**Task prompt**
Below are the records. List every line holding the word "fonction".

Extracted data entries

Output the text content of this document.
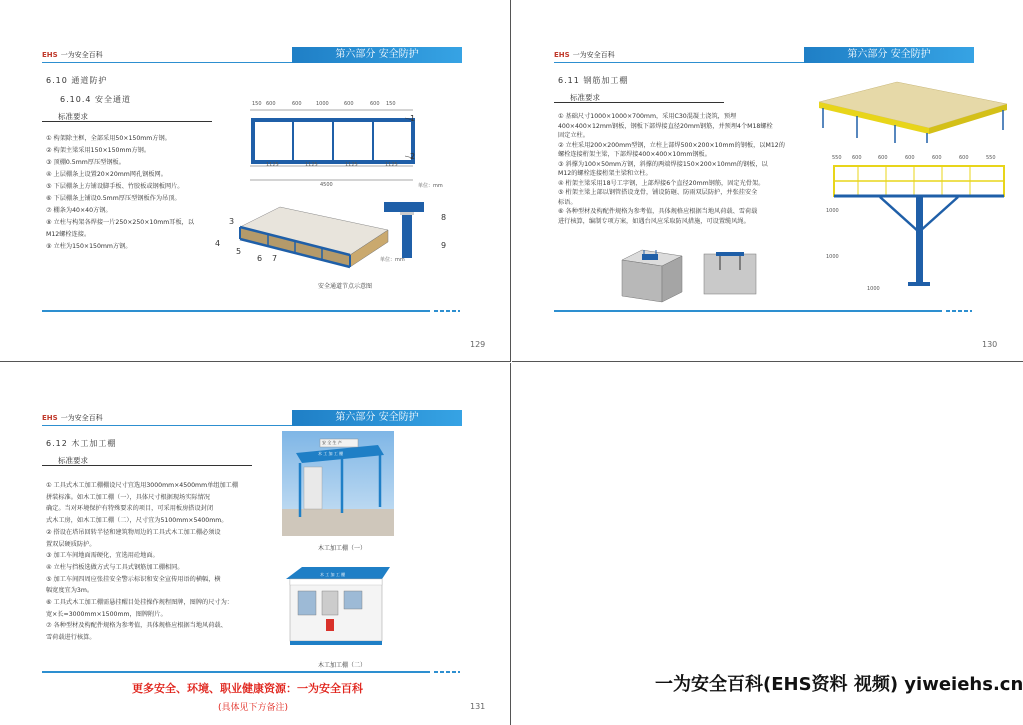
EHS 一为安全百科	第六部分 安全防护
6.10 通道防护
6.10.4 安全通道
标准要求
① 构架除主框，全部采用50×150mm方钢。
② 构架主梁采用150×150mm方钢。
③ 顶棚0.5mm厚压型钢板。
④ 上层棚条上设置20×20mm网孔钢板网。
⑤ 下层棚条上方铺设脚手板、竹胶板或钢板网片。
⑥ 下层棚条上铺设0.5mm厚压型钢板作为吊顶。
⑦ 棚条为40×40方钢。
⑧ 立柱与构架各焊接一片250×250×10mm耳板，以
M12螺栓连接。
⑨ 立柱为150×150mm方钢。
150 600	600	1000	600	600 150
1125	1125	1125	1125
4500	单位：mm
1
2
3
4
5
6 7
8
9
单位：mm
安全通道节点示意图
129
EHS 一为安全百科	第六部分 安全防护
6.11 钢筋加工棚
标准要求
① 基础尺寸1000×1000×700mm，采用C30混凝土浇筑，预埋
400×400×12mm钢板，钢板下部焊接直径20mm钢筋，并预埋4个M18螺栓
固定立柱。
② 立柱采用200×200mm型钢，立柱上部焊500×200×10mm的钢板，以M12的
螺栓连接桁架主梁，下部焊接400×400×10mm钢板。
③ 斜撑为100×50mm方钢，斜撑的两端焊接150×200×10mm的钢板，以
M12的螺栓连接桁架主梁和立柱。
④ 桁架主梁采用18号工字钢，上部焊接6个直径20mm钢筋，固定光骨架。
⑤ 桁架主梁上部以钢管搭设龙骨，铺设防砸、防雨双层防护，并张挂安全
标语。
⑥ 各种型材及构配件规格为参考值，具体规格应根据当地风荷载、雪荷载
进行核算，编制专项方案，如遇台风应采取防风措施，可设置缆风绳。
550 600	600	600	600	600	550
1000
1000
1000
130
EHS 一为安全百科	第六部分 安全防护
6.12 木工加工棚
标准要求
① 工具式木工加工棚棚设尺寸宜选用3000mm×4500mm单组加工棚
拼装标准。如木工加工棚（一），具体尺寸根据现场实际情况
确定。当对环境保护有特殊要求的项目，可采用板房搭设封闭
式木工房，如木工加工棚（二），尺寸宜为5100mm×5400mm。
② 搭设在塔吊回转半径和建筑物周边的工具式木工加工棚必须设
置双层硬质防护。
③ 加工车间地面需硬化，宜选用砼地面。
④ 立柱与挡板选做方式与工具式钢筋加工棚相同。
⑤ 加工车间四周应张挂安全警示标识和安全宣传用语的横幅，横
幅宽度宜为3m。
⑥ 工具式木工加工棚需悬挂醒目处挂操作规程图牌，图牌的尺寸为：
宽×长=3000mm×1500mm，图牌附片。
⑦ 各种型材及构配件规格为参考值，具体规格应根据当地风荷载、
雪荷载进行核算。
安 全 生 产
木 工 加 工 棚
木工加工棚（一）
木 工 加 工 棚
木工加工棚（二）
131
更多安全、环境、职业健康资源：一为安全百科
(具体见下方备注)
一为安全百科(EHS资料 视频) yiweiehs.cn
...
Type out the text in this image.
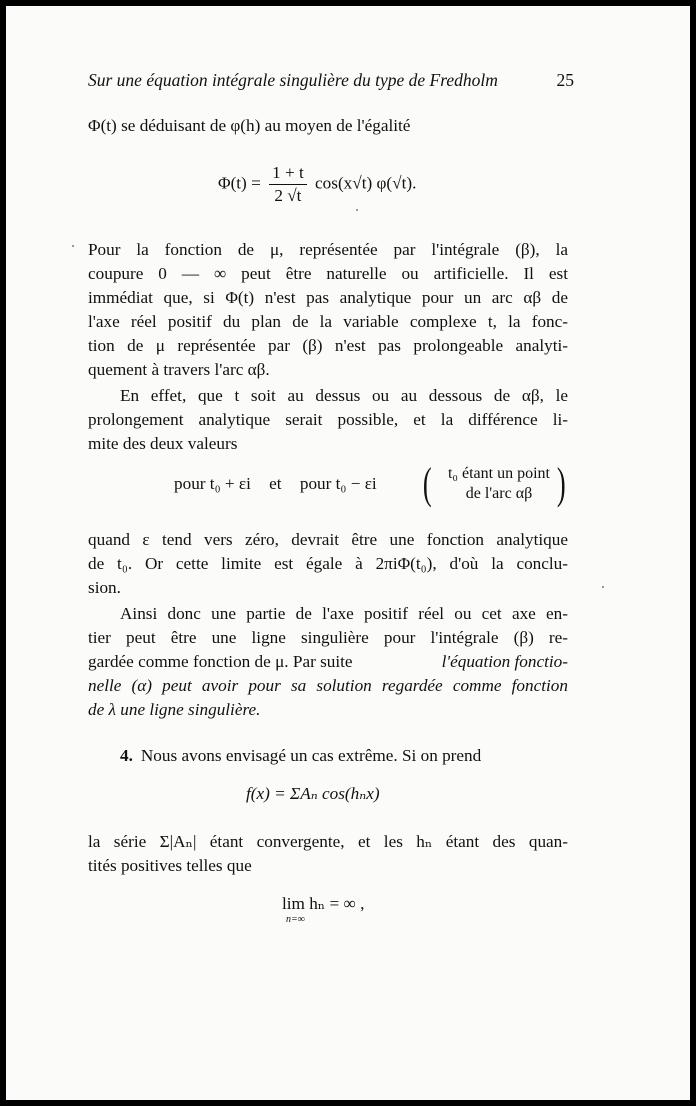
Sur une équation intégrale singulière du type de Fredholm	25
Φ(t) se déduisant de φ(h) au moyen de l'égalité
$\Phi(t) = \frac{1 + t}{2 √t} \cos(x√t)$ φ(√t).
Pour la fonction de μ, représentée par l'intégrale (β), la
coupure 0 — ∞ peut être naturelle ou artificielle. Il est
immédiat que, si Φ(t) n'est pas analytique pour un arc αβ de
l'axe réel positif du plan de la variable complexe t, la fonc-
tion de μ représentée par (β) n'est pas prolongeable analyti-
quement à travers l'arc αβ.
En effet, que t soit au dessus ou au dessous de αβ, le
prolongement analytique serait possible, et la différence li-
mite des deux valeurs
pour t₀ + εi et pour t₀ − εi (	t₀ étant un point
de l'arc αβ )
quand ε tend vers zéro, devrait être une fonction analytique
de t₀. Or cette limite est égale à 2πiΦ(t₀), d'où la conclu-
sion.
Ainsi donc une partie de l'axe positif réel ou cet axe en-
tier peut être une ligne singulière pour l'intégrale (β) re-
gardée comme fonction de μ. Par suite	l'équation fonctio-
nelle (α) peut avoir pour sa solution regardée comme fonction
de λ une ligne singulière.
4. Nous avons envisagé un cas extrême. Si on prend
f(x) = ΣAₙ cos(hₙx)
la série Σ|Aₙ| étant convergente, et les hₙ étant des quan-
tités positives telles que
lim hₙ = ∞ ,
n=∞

**Result of the task**
Pour la fonction de μ, représentée par l'intégrale (β), la
quand ε tend vers zéro, devrait être une fonction analytique
gardée comme fonction de μ. Par suite	l'équation fonctio-
nelle (α) peut avoir pour sa solution regardée comme fonction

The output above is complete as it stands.